--- start DATA ROWS ---
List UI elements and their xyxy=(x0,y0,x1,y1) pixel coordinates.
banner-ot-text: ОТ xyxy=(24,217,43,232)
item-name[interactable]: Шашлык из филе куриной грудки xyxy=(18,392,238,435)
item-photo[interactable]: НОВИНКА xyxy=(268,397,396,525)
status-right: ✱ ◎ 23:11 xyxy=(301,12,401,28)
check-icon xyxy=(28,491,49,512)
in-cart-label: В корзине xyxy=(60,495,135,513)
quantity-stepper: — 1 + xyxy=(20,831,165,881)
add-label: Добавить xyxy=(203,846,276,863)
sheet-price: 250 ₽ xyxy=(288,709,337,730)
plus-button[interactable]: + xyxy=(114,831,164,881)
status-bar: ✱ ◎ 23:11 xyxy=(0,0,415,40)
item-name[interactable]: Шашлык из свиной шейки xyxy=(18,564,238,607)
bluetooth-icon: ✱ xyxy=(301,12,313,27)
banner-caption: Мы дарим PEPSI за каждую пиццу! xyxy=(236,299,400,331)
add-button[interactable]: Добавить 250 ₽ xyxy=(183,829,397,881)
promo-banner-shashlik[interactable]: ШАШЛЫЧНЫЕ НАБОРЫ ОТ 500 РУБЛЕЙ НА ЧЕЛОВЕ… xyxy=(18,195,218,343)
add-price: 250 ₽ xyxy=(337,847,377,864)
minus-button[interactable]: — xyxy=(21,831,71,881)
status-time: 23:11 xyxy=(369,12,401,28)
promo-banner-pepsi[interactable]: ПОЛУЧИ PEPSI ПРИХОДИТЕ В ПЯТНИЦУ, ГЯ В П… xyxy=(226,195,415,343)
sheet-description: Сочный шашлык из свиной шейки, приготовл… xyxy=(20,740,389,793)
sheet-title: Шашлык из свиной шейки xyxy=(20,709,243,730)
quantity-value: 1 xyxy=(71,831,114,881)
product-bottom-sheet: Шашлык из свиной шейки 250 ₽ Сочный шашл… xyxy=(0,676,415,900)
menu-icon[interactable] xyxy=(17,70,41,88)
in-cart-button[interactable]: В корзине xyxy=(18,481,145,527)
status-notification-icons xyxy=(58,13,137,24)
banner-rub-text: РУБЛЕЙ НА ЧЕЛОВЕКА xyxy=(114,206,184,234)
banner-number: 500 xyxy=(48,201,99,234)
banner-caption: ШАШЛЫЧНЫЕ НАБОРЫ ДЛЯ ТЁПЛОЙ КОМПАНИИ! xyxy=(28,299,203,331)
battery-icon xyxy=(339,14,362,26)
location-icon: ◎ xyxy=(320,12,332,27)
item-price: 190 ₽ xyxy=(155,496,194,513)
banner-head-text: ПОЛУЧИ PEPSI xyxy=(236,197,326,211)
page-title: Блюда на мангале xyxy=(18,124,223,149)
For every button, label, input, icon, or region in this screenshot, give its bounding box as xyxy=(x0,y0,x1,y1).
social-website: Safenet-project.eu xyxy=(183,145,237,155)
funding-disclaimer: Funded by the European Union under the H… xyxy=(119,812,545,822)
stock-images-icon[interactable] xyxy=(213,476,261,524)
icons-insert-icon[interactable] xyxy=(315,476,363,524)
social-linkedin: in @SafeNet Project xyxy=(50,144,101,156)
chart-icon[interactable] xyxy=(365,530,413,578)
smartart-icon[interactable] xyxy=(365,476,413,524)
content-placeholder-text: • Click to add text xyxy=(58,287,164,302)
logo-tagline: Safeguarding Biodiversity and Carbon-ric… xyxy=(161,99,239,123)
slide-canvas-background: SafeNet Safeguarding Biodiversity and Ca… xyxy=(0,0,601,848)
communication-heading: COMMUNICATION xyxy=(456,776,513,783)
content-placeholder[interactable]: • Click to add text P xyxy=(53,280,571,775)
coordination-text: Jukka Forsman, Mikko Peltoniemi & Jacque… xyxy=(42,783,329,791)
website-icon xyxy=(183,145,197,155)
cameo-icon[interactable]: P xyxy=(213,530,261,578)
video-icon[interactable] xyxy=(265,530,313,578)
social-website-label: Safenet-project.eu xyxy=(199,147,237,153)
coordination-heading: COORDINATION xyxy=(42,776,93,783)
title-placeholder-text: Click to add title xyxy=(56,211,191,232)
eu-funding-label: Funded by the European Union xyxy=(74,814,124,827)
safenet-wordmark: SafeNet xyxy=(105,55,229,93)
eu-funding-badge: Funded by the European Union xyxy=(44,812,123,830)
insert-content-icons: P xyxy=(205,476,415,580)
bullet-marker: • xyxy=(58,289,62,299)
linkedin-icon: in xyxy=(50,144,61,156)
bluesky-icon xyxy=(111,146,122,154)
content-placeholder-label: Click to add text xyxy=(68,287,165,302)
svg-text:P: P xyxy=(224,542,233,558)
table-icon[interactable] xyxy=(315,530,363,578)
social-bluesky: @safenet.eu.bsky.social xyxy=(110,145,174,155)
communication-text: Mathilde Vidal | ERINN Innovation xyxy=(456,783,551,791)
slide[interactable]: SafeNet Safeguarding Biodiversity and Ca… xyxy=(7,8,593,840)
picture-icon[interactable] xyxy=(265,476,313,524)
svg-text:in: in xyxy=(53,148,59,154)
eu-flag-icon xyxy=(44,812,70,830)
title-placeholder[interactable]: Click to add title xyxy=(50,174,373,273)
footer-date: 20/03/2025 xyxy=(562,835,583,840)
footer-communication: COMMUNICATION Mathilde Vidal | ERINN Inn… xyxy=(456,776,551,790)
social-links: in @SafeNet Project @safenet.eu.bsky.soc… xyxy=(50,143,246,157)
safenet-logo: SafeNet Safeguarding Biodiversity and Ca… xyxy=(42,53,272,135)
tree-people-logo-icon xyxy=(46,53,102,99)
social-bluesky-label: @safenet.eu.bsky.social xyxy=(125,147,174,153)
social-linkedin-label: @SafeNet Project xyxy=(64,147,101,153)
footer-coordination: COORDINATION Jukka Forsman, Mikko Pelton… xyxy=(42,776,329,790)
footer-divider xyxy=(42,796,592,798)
--- end DATA ROWS ---
Going from the first of the entries through the line with "add-button[interactable]: Добавить 250", swap "В корзине" for "В заказе" and give those lines again with nothing else changed.

- **FINAL RESULT**
List UI elements and their xyxy=(x0,y0,x1,y1) pixel coordinates.
banner-ot-text: ОТ xyxy=(24,217,43,232)
item-name[interactable]: Шашлык из филе куриной грудки xyxy=(18,392,238,435)
item-photo[interactable]: НОВИНКА xyxy=(268,397,396,525)
status-right: ✱ ◎ 23:11 xyxy=(301,12,401,28)
check-icon xyxy=(28,491,49,512)
in-cart-label: В заказе xyxy=(60,495,135,513)
quantity-stepper: — 1 + xyxy=(20,831,165,881)
add-label: Добавить xyxy=(203,846,276,863)
sheet-price: 250 ₽ xyxy=(288,709,337,730)
plus-button[interactable]: + xyxy=(114,831,164,881)
status-bar: ✱ ◎ 23:11 xyxy=(0,0,415,40)
item-name[interactable]: Шашлык из свиной шейки xyxy=(18,564,238,607)
bluetooth-icon: ✱ xyxy=(301,12,313,27)
banner-caption: Мы дарим PEPSI за каждую пиццу! xyxy=(236,299,400,331)
add-button[interactable]: Добавить 250 ₽ xyxy=(183,829,397,881)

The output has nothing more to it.